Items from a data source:

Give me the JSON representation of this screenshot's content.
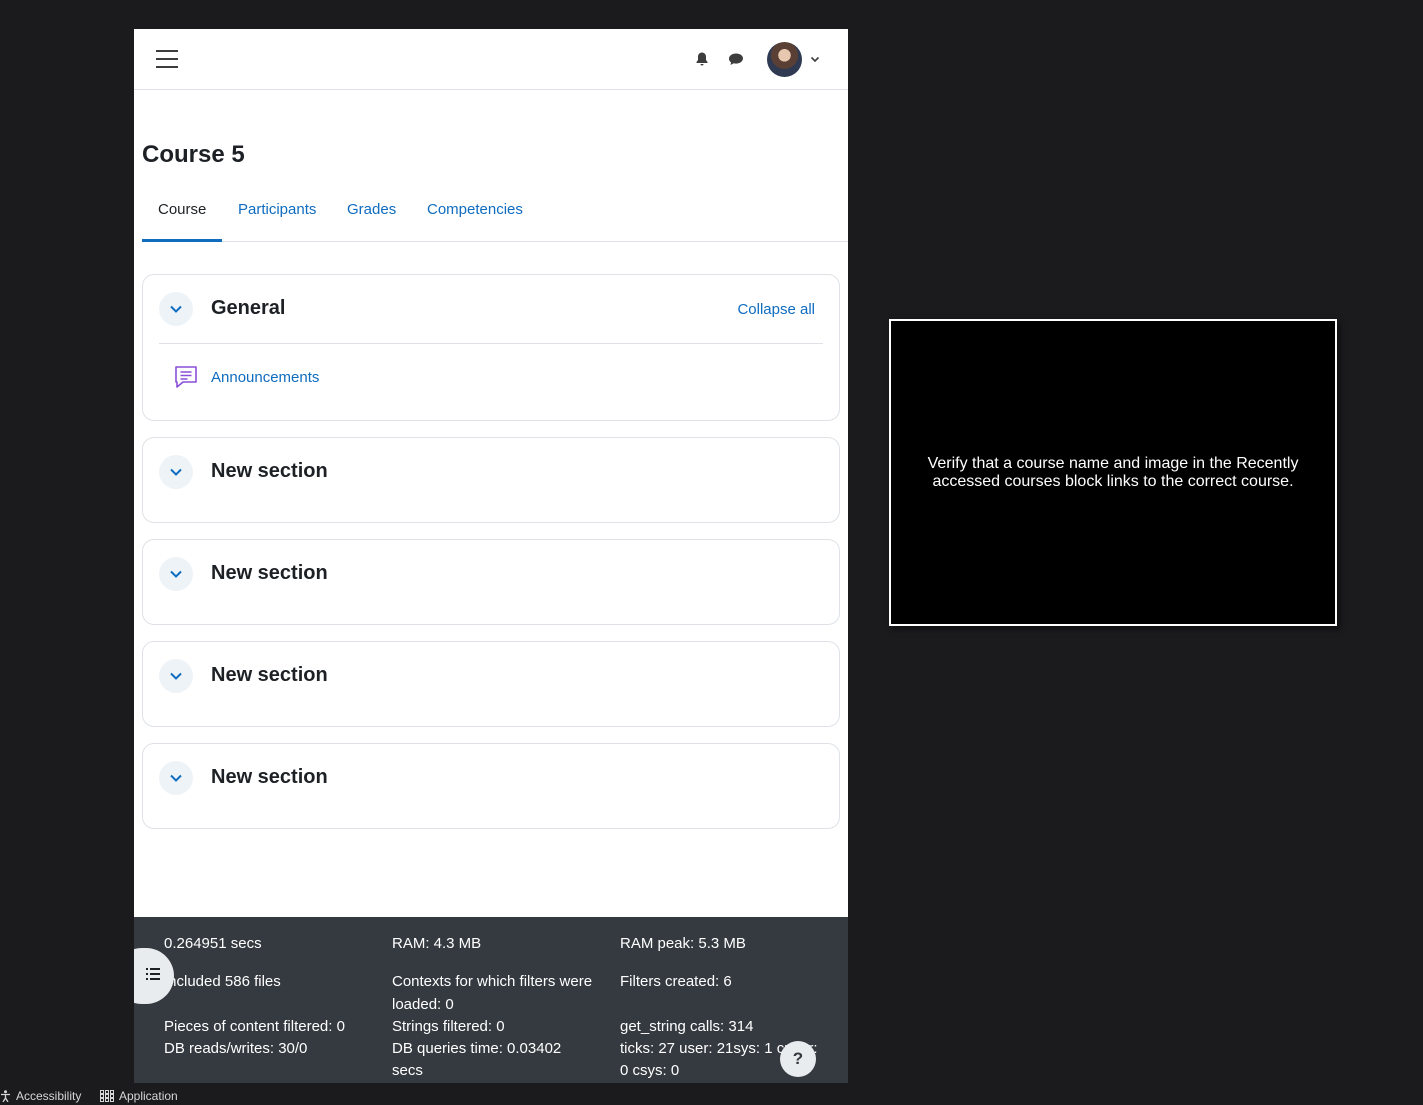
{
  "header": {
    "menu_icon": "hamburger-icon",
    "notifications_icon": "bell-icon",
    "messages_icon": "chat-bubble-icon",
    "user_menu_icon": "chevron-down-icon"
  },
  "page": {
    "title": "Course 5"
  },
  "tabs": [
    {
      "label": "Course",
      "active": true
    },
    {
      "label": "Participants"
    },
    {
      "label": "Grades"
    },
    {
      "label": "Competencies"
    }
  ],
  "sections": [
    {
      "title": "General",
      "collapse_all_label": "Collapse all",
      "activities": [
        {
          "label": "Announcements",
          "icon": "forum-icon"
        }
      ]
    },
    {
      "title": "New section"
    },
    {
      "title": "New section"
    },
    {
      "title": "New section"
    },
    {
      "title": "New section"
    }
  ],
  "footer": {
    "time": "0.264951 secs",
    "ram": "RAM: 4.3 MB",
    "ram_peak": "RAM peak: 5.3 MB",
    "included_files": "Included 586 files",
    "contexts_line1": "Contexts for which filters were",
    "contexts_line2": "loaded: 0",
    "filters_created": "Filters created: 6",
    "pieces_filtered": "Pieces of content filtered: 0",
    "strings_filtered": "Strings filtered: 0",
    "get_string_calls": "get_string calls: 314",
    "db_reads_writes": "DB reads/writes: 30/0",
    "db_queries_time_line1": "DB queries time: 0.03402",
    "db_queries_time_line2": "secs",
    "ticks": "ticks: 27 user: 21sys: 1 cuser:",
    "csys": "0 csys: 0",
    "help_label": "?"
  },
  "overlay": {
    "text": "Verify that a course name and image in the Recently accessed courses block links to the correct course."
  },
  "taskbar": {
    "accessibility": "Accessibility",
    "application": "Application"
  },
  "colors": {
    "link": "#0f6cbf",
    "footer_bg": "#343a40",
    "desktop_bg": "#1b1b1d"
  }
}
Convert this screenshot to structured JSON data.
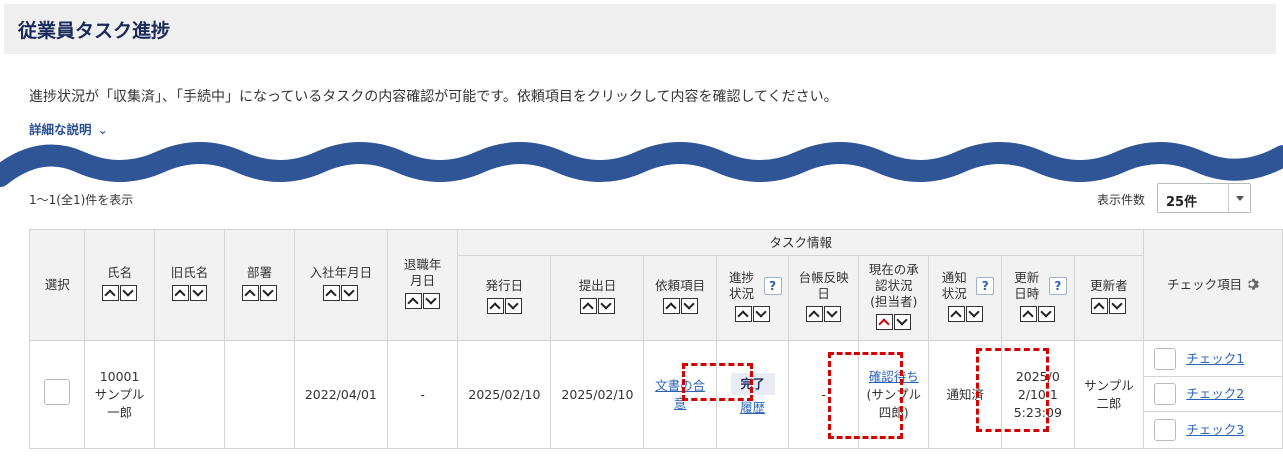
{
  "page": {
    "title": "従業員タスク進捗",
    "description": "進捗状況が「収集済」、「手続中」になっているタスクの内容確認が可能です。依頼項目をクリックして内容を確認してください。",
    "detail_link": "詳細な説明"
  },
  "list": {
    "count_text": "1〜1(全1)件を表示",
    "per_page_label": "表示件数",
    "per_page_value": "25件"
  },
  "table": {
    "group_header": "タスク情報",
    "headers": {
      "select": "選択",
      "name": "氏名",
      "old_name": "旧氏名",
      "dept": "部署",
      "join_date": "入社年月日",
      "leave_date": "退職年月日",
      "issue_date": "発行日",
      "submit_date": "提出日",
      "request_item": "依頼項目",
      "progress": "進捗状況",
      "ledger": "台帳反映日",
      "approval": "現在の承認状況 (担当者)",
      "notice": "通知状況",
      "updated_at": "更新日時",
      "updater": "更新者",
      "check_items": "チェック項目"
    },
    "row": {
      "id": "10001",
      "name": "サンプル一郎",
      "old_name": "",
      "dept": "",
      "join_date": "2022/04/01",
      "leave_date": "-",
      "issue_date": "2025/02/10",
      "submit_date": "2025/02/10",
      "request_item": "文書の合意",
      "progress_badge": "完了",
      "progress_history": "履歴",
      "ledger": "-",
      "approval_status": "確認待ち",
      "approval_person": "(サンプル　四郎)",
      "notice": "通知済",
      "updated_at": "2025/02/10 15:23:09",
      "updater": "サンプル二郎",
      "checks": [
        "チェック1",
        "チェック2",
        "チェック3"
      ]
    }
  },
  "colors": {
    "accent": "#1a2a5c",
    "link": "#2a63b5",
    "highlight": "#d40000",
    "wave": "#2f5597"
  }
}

WHAT TO PRODUCE.
Determine how many lines of the listing above include the word "secs", and report that number only.

RESULT OF THIS TASK.
2